Goal of the exercise | List every line below containing "ovvero".
◆ ◆ ◆ ◆ ◆
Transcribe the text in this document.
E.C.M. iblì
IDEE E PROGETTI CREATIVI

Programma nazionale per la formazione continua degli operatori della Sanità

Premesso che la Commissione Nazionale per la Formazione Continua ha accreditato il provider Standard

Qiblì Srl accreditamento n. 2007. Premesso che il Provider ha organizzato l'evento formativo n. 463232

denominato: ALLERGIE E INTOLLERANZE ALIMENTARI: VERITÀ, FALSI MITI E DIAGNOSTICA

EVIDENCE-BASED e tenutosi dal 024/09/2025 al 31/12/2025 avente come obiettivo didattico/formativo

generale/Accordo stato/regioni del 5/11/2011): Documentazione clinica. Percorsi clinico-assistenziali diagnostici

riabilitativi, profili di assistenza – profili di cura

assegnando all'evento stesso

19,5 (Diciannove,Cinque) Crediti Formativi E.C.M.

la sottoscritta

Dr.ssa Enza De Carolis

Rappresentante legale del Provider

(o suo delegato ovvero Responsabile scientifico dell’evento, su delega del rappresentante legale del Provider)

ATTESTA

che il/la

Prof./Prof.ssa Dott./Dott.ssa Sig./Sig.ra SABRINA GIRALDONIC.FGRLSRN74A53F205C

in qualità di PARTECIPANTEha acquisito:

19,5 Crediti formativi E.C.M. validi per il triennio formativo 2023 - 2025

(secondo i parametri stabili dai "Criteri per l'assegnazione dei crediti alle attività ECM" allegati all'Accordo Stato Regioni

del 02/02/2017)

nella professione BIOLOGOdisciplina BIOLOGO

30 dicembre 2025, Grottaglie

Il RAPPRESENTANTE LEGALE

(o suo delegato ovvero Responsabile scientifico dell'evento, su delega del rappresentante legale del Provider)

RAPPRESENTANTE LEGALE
◆ ◆ ◆ ◆ ◆
Answer to the task |
(o suo delegato ovvero Responsabile scientifico dell’evento, su delega del rappresentante legale del Provider)
(o suo delegato ovvero Responsabile scientifico dell'evento, su delega del rappresentante legale del Provider)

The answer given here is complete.